Exercise aim: Give an exact copy of every line, leaving images out.

Provided records:
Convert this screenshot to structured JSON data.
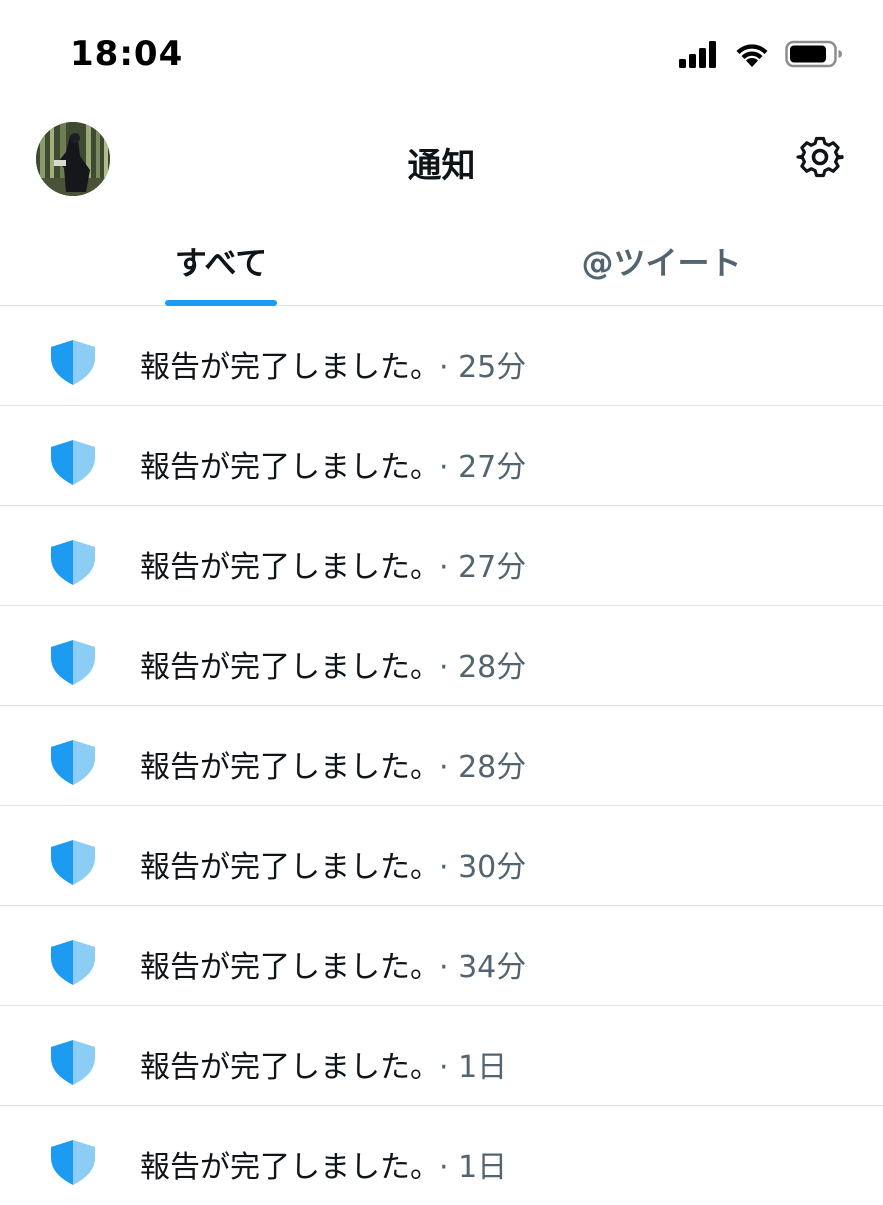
{
  "status_bar": {
    "time": "18:04"
  },
  "header": {
    "title": "通知"
  },
  "tabs": [
    {
      "label": "すべて",
      "selected": true
    },
    {
      "label": "@ツイート",
      "selected": false
    }
  ],
  "colors": {
    "accent": "#1d9bf0",
    "shield_dark": "#1d9bf0",
    "shield_light": "#8ccdf5",
    "secondary_text": "#536471",
    "divider": "#dfe3e6"
  },
  "icons": {
    "settings": "gear-icon",
    "notification": "shield-icon"
  },
  "notifications": [
    {
      "text": "報告が完了しました。",
      "time": "· 25分"
    },
    {
      "text": "報告が完了しました。",
      "time": "· 27分"
    },
    {
      "text": "報告が完了しました。",
      "time": "· 27分"
    },
    {
      "text": "報告が完了しました。",
      "time": "· 28分"
    },
    {
      "text": "報告が完了しました。",
      "time": "· 28分"
    },
    {
      "text": "報告が完了しました。",
      "time": "· 30分"
    },
    {
      "text": "報告が完了しました。",
      "time": "· 34分"
    },
    {
      "text": "報告が完了しました。",
      "time": "· 1日"
    },
    {
      "text": "報告が完了しました。",
      "time": "· 1日"
    }
  ]
}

Written solution:
Convert this screenshot to structured JSON data.
{
  "status_bar": {
    "time": "18:04"
  },
  "header": {
    "title": "通知"
  },
  "tabs": [
    {
      "label": "すべて",
      "selected": true
    },
    {
      "label": "@ツイート",
      "selected": false
    }
  ],
  "colors": {
    "accent": "#1d9bf0",
    "shield_dark": "#1d9bf0",
    "shield_light": "#8ccdf5",
    "secondary_text": "#536471",
    "divider": "#dfe3e6"
  },
  "icons": {
    "settings": "gear-icon",
    "notification": "shield-icon"
  },
  "notifications": [
    {
      "text": "報告が完了しました。",
      "time": "· 25分"
    },
    {
      "text": "報告が完了しました。",
      "time": "· 27分"
    },
    {
      "text": "報告が完了しました。",
      "time": "· 27分"
    },
    {
      "text": "報告が完了しました。",
      "time": "· 28分"
    },
    {
      "text": "報告が完了しました。",
      "time": "· 28分"
    },
    {
      "text": "報告が完了しました。",
      "time": "· 30分"
    },
    {
      "text": "報告が完了しました。",
      "time": "· 34分"
    },
    {
      "text": "報告が完了しました。",
      "time": "· 1日"
    },
    {
      "text": "報告が完了しました。",
      "time": "· 1日"
    }
  ]
}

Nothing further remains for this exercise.